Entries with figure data
-------

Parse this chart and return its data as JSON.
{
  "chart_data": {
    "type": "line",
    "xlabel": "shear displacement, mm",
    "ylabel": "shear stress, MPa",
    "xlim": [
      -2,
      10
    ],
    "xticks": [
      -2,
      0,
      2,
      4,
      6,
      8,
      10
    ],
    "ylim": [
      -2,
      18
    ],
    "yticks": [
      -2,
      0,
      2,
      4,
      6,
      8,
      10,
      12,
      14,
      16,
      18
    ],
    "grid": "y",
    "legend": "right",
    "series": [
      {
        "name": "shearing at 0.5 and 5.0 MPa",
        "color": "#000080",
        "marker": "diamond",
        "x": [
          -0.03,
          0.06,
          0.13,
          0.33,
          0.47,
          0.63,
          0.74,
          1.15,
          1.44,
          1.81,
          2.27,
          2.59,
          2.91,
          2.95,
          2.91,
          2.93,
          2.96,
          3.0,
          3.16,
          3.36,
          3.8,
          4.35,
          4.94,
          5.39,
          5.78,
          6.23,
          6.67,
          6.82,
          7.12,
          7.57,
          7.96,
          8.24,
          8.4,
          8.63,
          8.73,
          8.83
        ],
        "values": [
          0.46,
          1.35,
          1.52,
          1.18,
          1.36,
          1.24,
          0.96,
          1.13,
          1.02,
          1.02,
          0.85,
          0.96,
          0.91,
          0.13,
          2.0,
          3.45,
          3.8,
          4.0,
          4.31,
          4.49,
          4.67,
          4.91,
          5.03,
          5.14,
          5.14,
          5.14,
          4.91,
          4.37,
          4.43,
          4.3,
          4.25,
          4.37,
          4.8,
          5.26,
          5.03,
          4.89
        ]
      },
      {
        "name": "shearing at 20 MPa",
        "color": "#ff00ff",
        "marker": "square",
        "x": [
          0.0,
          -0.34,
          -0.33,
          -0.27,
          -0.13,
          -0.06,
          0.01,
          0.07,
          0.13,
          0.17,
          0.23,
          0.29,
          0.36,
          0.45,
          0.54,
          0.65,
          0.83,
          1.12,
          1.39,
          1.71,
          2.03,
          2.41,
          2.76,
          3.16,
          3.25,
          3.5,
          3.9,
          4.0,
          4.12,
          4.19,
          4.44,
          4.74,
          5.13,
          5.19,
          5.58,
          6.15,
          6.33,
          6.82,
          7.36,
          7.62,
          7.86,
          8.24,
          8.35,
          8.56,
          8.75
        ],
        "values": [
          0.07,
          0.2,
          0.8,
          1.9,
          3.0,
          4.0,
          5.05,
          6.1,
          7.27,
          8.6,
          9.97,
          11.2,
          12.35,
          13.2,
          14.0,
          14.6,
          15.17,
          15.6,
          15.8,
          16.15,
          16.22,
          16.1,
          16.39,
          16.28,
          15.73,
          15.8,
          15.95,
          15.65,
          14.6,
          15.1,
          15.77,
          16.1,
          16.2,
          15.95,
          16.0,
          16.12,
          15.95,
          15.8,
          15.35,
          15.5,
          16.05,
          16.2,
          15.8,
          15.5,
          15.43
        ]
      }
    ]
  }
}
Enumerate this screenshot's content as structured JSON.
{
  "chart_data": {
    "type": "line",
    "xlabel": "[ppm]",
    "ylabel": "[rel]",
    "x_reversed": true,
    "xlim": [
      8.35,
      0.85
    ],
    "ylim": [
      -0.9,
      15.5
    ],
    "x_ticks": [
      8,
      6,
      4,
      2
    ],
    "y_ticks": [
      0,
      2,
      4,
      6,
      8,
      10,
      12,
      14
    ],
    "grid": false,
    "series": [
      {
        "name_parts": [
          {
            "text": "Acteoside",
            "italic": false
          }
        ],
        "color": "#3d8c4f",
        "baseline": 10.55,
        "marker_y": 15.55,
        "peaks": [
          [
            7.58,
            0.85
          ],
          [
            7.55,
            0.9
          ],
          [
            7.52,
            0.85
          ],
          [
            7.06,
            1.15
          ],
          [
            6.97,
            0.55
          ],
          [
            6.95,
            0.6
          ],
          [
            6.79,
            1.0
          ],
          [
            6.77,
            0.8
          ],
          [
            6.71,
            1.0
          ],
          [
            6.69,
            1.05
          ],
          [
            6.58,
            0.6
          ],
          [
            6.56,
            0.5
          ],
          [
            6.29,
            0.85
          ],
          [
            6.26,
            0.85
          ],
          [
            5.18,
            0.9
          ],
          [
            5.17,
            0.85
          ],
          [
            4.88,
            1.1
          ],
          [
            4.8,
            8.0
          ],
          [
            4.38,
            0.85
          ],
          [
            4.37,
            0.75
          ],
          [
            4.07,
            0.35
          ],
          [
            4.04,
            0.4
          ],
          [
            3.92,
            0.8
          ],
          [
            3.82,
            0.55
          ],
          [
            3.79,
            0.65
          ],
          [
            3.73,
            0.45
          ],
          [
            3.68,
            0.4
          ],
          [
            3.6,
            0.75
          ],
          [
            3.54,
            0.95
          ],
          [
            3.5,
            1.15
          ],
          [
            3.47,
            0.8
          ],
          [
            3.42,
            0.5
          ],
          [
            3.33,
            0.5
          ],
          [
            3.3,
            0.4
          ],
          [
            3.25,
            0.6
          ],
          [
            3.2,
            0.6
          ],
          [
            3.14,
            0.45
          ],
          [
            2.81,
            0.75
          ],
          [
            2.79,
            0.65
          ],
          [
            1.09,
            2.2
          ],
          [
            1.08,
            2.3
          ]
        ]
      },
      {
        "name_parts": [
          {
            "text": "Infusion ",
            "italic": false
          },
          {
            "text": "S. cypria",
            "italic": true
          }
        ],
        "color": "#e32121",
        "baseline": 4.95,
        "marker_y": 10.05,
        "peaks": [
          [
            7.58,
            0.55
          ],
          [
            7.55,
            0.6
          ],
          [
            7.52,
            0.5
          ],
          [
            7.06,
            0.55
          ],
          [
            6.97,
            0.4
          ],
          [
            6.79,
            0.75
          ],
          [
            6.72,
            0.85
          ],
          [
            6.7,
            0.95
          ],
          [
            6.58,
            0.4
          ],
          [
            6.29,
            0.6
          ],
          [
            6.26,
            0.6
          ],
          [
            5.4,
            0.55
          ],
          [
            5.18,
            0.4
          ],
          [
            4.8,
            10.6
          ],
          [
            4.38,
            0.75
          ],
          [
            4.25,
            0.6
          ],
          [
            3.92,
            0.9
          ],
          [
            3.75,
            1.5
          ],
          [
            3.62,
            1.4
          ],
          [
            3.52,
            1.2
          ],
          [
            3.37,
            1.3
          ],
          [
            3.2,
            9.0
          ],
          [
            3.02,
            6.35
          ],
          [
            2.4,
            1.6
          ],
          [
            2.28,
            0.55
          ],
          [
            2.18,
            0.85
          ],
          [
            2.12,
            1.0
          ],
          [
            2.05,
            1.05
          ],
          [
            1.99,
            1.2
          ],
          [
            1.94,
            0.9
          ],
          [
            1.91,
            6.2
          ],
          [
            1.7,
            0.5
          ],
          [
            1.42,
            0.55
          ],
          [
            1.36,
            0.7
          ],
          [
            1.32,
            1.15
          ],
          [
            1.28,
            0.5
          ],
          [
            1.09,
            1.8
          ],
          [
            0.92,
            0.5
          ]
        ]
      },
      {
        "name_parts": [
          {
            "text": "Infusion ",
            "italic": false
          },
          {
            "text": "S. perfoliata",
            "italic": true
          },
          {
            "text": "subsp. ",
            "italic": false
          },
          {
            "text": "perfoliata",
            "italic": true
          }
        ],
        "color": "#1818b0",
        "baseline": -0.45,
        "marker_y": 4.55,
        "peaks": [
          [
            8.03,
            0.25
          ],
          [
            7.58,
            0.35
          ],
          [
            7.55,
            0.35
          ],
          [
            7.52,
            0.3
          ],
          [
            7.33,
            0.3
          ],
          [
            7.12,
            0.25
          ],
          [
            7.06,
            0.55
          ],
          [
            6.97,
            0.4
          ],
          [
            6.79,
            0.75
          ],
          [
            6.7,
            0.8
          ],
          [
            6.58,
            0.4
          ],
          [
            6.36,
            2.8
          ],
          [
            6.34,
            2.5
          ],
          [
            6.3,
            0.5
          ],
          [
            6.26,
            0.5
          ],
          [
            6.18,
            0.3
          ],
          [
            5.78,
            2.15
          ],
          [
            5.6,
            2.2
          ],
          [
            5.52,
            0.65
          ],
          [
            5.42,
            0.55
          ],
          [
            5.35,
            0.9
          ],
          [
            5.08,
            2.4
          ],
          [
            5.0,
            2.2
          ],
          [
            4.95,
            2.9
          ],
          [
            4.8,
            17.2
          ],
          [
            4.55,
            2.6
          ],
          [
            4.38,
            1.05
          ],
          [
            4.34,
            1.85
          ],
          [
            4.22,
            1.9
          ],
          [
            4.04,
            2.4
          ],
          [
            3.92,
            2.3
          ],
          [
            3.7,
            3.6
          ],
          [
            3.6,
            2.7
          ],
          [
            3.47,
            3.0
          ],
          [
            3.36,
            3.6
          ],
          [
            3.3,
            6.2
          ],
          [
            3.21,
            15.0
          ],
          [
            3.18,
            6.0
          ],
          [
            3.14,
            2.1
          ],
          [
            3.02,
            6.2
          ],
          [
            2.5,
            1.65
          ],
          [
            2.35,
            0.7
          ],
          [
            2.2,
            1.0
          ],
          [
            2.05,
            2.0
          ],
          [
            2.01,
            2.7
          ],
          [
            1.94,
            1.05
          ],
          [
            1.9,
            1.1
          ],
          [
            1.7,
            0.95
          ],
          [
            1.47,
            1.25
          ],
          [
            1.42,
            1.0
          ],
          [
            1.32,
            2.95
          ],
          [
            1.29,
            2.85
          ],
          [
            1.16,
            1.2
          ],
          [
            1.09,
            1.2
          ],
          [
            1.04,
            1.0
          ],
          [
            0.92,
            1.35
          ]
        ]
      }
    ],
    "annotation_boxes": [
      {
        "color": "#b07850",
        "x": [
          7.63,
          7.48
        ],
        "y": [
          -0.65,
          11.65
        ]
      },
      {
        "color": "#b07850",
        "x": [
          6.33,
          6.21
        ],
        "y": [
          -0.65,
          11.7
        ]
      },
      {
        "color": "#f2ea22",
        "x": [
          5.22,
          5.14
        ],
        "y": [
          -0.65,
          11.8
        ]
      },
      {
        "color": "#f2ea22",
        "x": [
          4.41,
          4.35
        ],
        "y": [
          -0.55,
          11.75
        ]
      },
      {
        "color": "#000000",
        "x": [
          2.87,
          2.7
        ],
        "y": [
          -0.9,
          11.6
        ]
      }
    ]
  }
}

-------

(Short problem): From the listing above, return each line with the word "JSON".

(Solution):
Parse this chart and return its data as JSON.
Enumerate this screenshot's content as structured JSON.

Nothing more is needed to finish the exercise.